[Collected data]
◇ ◇ ◇ ◇ ◇

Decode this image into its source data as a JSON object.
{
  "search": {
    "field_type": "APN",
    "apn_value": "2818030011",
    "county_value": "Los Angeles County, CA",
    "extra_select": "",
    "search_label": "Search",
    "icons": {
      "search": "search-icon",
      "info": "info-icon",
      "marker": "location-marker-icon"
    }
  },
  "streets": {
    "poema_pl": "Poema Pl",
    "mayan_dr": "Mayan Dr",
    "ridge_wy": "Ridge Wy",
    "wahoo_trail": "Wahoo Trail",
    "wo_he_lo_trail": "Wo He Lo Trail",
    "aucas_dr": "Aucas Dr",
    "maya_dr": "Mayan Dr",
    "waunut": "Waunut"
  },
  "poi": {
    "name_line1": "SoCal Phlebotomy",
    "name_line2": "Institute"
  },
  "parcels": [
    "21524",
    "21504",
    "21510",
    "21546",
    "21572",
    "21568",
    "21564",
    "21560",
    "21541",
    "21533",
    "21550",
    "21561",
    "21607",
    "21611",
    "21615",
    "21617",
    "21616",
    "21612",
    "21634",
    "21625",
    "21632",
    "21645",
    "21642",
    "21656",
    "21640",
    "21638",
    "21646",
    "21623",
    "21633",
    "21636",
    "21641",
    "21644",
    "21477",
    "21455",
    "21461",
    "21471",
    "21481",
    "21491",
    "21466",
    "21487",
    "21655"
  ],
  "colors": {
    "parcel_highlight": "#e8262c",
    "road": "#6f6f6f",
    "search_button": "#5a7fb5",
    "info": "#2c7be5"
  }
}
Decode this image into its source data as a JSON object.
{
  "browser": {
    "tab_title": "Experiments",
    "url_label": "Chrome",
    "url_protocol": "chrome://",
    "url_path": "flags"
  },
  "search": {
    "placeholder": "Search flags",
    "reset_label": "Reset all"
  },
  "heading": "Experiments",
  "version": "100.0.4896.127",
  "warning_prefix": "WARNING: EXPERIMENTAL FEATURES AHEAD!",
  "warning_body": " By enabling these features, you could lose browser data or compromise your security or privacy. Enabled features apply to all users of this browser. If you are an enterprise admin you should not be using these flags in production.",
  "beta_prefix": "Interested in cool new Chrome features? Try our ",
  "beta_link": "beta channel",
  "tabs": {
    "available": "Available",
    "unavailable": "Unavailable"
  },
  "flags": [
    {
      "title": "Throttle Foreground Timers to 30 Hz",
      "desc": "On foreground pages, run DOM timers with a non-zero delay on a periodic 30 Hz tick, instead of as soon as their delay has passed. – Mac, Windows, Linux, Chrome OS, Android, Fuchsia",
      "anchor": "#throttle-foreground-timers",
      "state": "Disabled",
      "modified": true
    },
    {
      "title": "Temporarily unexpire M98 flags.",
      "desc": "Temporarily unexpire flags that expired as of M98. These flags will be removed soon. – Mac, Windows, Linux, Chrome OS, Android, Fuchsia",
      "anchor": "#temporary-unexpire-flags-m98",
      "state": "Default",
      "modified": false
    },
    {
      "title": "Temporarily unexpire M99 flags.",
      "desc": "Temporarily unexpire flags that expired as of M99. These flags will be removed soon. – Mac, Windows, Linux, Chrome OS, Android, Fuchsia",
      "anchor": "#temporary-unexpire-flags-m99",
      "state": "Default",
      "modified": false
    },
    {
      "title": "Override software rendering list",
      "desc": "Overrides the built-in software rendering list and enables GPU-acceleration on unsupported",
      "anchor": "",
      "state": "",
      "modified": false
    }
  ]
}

◇ ◇ ◇ ◇ ◇

**Written exercise**
Your task is to quote the listing above word for word.

**The output**
Decode this image into its source data as a JSON object.
{
  "search": {
    "field_type": "APN",
    "apn_value": "2818030011",
    "county_value": "Los Angeles County, CA",
    "extra_select": "",
    "search_label": "Search",
    "icons": {
      "search": "search-icon",
      "info": "info-icon",
      "marker": "location-marker-icon"
    }
  },
  "streets": {
    "poema_pl": "Poema Pl",
    "mayan_dr": "Mayan Dr",
    "ridge_wy": "Ridge Wy",
    "wahoo_trail": "Wahoo Trail",
    "wo_he_lo_trail": "Wo He Lo Trail",
    "aucas_dr": "Aucas Dr",
    "maya_dr": "Mayan Dr",
    "waunut": "Waunut"
  },
  "poi": {
    "name_line1": "SoCal Phlebotomy",
    "name_line2": "Institute"
  },
  "parcels": [
    "21524",
    "21504",
    "21510",
    "21546",
    "21572",
    "21568",
    "21564",
    "21560",
    "21541",
    "21533",
    "21550",
    "21561",
    "21607",
    "21611",
    "21615",
    "21617",
    "21616",
    "21612",
    "21634",
    "21625",
    "21632",
    "21645",
    "21642",
    "21656",
    "21640",
    "21638",
    "21646",
    "21623",
    "21633",
    "21636",
    "21641",
    "21644",
    "21477",
    "21455",
    "21461",
    "21471",
    "21481",
    "21491",
    "21466",
    "21487",
    "21655"
  ],
  "colors": {
    "parcel_highlight": "#e8262c",
    "road": "#6f6f6f",
    "search_button": "#5a7fb5",
    "info": "#2c7be5"
  }
}
Decode this image into its source data as a JSON object.
{
  "browser": {
    "tab_title": "Experiments",
    "url_label": "Chrome",
    "url_protocol": "chrome://",
    "url_path": "flags"
  },
  "search": {
    "placeholder": "Search flags",
    "reset_label": "Reset all"
  },
  "heading": "Experiments",
  "version": "100.0.4896.127",
  "warning_prefix": "WARNING: EXPERIMENTAL FEATURES AHEAD!",
  "warning_body": " By enabling these features, you could lose browser data or compromise your security or privacy. Enabled features apply to all users of this browser. If you are an enterprise admin you should not be using these flags in production.",
  "beta_prefix": "Interested in cool new Chrome features? Try our ",
  "beta_link": "beta channel",
  "tabs": {
    "available": "Available",
    "unavailable": "Unavailable"
  },
  "flags": [
    {
      "title": "Throttle Foreground Timers to 30 Hz",
      "desc": "On foreground pages, run DOM timers with a non-zero delay on a periodic 30 Hz tick, instead of as soon as their delay has passed. – Mac, Windows, Linux, Chrome OS, Android, Fuchsia",
      "anchor": "#throttle-foreground-timers",
      "state": "Disabled",
      "modified": true
    },
    {
      "title": "Temporarily unexpire M98 flags.",
      "desc": "Temporarily unexpire flags that expired as of M98. These flags will be removed soon. – Mac, Windows, Linux, Chrome OS, Android, Fuchsia",
      "anchor": "#temporary-unexpire-flags-m98",
      "state": "Default",
      "modified": false
    },
    {
      "title": "Temporarily unexpire M99 flags.",
      "desc": "Temporarily unexpire flags that expired as of M99. These flags will be removed soon. – Mac, Windows, Linux, Chrome OS, Android, Fuchsia",
      "anchor": "#temporary-unexpire-flags-m99",
      "state": "Default",
      "modified": false
    },
    {
      "title": "Override software rendering list",
      "desc": "Overrides the built-in software rendering list and enables GPU-acceleration on unsupported",
      "anchor": "",
      "state": "",
      "modified": false
    }
  ]
}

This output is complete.